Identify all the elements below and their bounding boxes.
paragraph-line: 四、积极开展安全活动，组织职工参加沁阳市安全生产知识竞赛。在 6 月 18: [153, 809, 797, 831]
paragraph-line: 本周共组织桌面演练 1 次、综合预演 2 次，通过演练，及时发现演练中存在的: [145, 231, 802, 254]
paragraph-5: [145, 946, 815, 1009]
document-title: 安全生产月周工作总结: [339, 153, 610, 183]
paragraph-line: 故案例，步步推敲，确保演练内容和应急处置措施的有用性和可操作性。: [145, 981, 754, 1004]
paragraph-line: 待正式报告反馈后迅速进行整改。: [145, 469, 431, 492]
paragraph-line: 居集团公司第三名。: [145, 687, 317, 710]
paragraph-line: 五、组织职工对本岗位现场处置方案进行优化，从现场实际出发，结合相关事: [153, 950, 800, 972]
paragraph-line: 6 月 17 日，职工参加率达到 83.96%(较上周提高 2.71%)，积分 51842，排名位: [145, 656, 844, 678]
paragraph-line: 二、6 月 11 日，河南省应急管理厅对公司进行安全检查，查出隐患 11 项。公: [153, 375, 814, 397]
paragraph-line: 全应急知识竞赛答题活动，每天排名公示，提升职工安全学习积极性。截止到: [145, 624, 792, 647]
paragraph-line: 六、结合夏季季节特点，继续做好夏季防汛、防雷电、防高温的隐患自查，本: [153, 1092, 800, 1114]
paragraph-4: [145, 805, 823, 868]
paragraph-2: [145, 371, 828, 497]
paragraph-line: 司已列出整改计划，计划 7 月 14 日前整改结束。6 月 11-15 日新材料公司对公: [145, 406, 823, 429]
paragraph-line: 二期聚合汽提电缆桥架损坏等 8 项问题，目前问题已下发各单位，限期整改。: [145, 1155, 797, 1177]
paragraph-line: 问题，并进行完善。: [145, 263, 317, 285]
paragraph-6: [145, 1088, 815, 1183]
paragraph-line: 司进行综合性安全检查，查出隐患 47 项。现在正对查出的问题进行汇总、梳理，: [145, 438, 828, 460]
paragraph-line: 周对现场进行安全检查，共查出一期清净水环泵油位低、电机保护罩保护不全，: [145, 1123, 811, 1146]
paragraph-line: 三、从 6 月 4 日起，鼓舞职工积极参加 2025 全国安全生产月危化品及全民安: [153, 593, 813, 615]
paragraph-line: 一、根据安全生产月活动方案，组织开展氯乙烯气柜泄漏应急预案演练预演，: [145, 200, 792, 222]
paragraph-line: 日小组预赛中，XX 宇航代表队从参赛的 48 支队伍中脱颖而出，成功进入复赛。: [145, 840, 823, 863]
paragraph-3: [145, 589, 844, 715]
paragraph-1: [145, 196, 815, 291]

§ WRITTEN INSTRUCTION:
Rewrite the records above, changing every occurrence of "安全检查" to "安全巡查" and leaving everything else as it stands.

§ SOLVED EXERCISE:
Identify all the elements below and their bounding boxes.
paragraph-line: 四、积极开展安全活动，组织职工参加沁阳市安全生产知识竞赛。在 6 月 18: [153, 809, 797, 831]
paragraph-line: 本周共组织桌面演练 1 次、综合预演 2 次，通过演练，及时发现演练中存在的: [145, 231, 802, 254]
paragraph-5: [145, 946, 815, 1009]
document-title: 安全生产月周工作总结: [339, 153, 610, 183]
paragraph-line: 故案例，步步推敲，确保演练内容和应急处置措施的有用性和可操作性。: [145, 981, 754, 1004]
paragraph-line: 待正式报告反馈后迅速进行整改。: [145, 469, 431, 492]
paragraph-line: 居集团公司第三名。: [145, 687, 317, 710]
paragraph-line: 五、组织职工对本岗位现场处置方案进行优化，从现场实际出发，结合相关事: [153, 950, 800, 972]
paragraph-line: 6 月 17 日，职工参加率达到 83.96%(较上周提高 2.71%)，积分 51842，排名位: [145, 656, 844, 678]
paragraph-line: 二、6 月 11 日，河南省应急管理厅对公司进行安全巡查，查出隐患 11 项。公: [153, 375, 814, 397]
paragraph-line: 全应急知识竞赛答题活动，每天排名公示，提升职工安全学习积极性。截止到: [145, 624, 792, 647]
paragraph-line: 六、结合夏季季节特点，继续做好夏季防汛、防雷电、防高温的隐患自查，本: [153, 1092, 800, 1114]
paragraph-4: [145, 805, 823, 868]
paragraph-2: [145, 371, 828, 497]
paragraph-line: 司已列出整改计划，计划 7 月 14 日前整改结束。6 月 11-15 日新材料公司对公: [145, 406, 823, 429]
paragraph-line: 二期聚合汽提电缆桥架损坏等 8 项问题，目前问题已下发各单位，限期整改。: [145, 1155, 797, 1177]
paragraph-line: 问题，并进行完善。: [145, 263, 317, 285]
paragraph-6: [145, 1088, 815, 1183]
paragraph-line: 司进行综合性安全巡查，查出隐患 47 项。现在正对查出的问题进行汇总、梳理，: [145, 438, 828, 460]
paragraph-line: 周对现场进行安全巡查，共查出一期清净水环泵油位低、电机保护罩保护不全，: [145, 1123, 811, 1146]
paragraph-line: 三、从 6 月 4 日起，鼓舞职工积极参加 2025 全国安全生产月危化品及全民安: [153, 593, 813, 615]
paragraph-line: 一、根据安全生产月活动方案，组织开展氯乙烯气柜泄漏应急预案演练预演，: [145, 200, 792, 222]
paragraph-line: 日小组预赛中，XX 宇航代表队从参赛的 48 支队伍中脱颖而出，成功进入复赛。: [145, 840, 823, 863]
paragraph-3: [145, 589, 844, 715]
paragraph-1: [145, 196, 815, 291]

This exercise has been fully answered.